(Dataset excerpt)
┄┄┄┄┄┄┄┄┄┄

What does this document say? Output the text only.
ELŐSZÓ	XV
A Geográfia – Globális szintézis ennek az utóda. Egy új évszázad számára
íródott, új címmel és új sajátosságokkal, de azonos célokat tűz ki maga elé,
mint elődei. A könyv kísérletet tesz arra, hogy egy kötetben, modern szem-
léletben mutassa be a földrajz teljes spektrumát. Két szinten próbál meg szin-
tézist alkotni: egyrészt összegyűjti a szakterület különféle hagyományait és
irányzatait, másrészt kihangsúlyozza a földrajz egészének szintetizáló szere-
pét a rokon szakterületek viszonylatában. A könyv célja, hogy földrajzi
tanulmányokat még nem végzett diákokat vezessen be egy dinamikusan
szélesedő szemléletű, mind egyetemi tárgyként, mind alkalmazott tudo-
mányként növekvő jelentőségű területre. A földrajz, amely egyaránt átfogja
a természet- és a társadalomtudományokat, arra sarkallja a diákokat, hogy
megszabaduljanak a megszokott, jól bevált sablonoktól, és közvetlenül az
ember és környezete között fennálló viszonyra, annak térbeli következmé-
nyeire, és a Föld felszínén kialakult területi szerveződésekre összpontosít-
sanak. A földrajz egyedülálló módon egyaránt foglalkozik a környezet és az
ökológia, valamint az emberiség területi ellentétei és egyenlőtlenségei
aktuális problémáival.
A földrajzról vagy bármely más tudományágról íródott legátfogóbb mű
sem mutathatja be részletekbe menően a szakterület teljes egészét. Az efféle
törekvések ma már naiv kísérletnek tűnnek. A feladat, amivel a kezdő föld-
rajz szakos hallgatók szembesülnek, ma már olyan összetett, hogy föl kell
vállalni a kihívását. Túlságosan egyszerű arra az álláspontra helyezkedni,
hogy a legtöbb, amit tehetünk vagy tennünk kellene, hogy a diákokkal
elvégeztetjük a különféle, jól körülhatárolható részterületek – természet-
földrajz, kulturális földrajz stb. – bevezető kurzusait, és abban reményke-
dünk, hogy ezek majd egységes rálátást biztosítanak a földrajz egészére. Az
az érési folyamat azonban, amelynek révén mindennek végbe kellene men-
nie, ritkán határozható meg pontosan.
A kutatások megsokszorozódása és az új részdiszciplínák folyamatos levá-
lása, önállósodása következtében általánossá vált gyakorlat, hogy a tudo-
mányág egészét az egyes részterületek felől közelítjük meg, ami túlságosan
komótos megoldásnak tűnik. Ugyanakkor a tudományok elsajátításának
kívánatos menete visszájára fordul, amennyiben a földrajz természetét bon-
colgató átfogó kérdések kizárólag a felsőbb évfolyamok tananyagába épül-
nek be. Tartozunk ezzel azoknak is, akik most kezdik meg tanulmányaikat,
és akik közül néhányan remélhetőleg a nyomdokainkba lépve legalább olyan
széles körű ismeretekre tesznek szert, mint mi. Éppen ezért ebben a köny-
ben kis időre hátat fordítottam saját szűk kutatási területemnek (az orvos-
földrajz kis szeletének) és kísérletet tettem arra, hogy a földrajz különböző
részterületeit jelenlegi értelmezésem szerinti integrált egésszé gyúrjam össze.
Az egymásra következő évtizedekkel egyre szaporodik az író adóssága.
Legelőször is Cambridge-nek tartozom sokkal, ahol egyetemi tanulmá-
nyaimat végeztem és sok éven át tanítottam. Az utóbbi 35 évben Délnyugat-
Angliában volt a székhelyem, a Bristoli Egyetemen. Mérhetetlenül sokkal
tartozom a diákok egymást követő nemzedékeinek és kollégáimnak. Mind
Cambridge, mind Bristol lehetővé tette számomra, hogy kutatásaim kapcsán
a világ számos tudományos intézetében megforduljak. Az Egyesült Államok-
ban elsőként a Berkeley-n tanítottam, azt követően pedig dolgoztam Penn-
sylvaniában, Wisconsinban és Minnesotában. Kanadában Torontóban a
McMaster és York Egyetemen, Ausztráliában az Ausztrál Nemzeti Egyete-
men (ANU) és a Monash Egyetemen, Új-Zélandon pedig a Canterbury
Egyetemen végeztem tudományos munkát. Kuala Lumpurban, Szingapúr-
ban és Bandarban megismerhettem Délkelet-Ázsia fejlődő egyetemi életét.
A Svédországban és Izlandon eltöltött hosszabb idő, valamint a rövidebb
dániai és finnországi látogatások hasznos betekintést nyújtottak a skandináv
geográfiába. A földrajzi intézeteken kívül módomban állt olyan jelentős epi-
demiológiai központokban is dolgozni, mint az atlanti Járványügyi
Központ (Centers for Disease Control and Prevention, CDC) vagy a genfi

┄┄┄┄┄┄┄┄┄┄

▶ [What the task requires]
Extract the data exactly as given.

▶ [Exercise result]
What does this document say? Output the text only.
ELŐSZÓ	XV
A Geográfia – Globális szintézis ennek az utóda. Egy új évszázad számára
íródott, új címmel és új sajátosságokkal, de azonos célokat tűz ki maga elé,
mint elődei. A könyv kísérletet tesz arra, hogy egy kötetben, modern szem-
léletben mutassa be a földrajz teljes spektrumát. Két szinten próbál meg szin-
tézist alkotni: egyrészt összegyűjti a szakterület különféle hagyományait és
irányzatait, másrészt kihangsúlyozza a földrajz egészének szintetizáló szere-
pét a rokon szakterületek viszonylatában. A könyv célja, hogy földrajzi
tanulmányokat még nem végzett diákokat vezessen be egy dinamikusan
szélesedő szemléletű, mind egyetemi tárgyként, mind alkalmazott tudo-
mányként növekvő jelentőségű területre. A földrajz, amely egyaránt átfogja
a természet- és a társadalomtudományokat, arra sarkallja a diákokat, hogy
megszabaduljanak a megszokott, jól bevált sablonoktól, és közvetlenül az
ember és környezete között fennálló viszonyra, annak térbeli következmé-
nyeire, és a Föld felszínén kialakult területi szerveződésekre összpontosít-
sanak. A földrajz egyedülálló módon egyaránt foglalkozik a környezet és az
ökológia, valamint az emberiség területi ellentétei és egyenlőtlenségei
aktuális problémáival.
A földrajzról vagy bármely más tudományágról íródott legátfogóbb mű
sem mutathatja be részletekbe menően a szakterület teljes egészét. Az efféle
törekvések ma már naiv kísérletnek tűnnek. A feladat, amivel a kezdő föld-
rajz szakos hallgatók szembesülnek, ma már olyan összetett, hogy föl kell
vállalni a kihívását. Túlságosan egyszerű arra az álláspontra helyezkedni,
hogy a legtöbb, amit tehetünk vagy tennünk kellene, hogy a diákokkal
elvégeztetjük a különféle, jól körülhatárolható részterületek – természet-
földrajz, kulturális földrajz stb. – bevezető kurzusait, és abban reményke-
dünk, hogy ezek majd egységes rálátást biztosítanak a földrajz egészére. Az
az érési folyamat azonban, amelynek révén mindennek végbe kellene men-
nie, ritkán határozható meg pontosan.
A kutatások megsokszorozódása és az új részdiszciplínák folyamatos levá-
lása, önállósodása következtében általánossá vált gyakorlat, hogy a tudo-
mányág egészét az egyes részterületek felől közelítjük meg, ami túlságosan
komótos megoldásnak tűnik. Ugyanakkor a tudományok elsajátításának
kívánatos menete visszájára fordul, amennyiben a földrajz természetét bon-
colgató átfogó kérdések kizárólag a felsőbb évfolyamok tananyagába épül-
nek be. Tartozunk ezzel azoknak is, akik most kezdik meg tanulmányaikat,
és akik közül néhányan remélhetőleg a nyomdokainkba lépve legalább olyan
széles körű ismeretekre tesznek szert, mint mi. Éppen ezért ebben a köny-
ben kis időre hátat fordítottam saját szűk kutatási területemnek (az orvos-
földrajz kis szeletének) és kísérletet tettem arra, hogy a földrajz különböző
részterületeit jelenlegi értelmezésem szerinti integrált egésszé gyúrjam össze.
Az egymásra következő évtizedekkel egyre szaporodik az író adóssága.
Legelőször is Cambridge-nek tartozom sokkal, ahol egyetemi tanulmá-
nyaimat végeztem és sok éven át tanítottam. Az utóbbi 35 évben Délnyugat-
Angliában volt a székhelyem, a Bristoli Egyetemen. Mérhetetlenül sokkal
tartozom a diákok egymást követő nemzedékeinek és kollégáimnak. Mind
Cambridge, mind Bristol lehetővé tette számomra, hogy kutatásaim kapcsán
a világ számos tudományos intézetében megforduljak. Az Egyesült Államok-
ban elsőként a Berkeley-n tanítottam, azt követően pedig dolgoztam Penn-
sylvaniában, Wisconsinban és Minnesotában. Kanadában Torontóban a
McMaster és York Egyetemen, Ausztráliában az Ausztrál Nemzeti Egyete-
men (ANU) és a Monash Egyetemen, Új-Zélandon pedig a Canterbury
Egyetemen végeztem tudományos munkát. Kuala Lumpurban, Szingapúr-
ban és Bandarban megismerhettem Délkelet-Ázsia fejlődő egyetemi életét.
A Svédországban és Izlandon eltöltött hosszabb idő, valamint a rövidebb
dániai és finnországi látogatások hasznos betekintést nyújtottak a skandináv
geográfiába. A földrajzi intézeteken kívül módomban állt olyan jelentős epi-
demiológiai központokban is dolgozni, mint az atlanti Járványügyi
Központ (Centers for Disease Control and Prevention, CDC) vagy a genfi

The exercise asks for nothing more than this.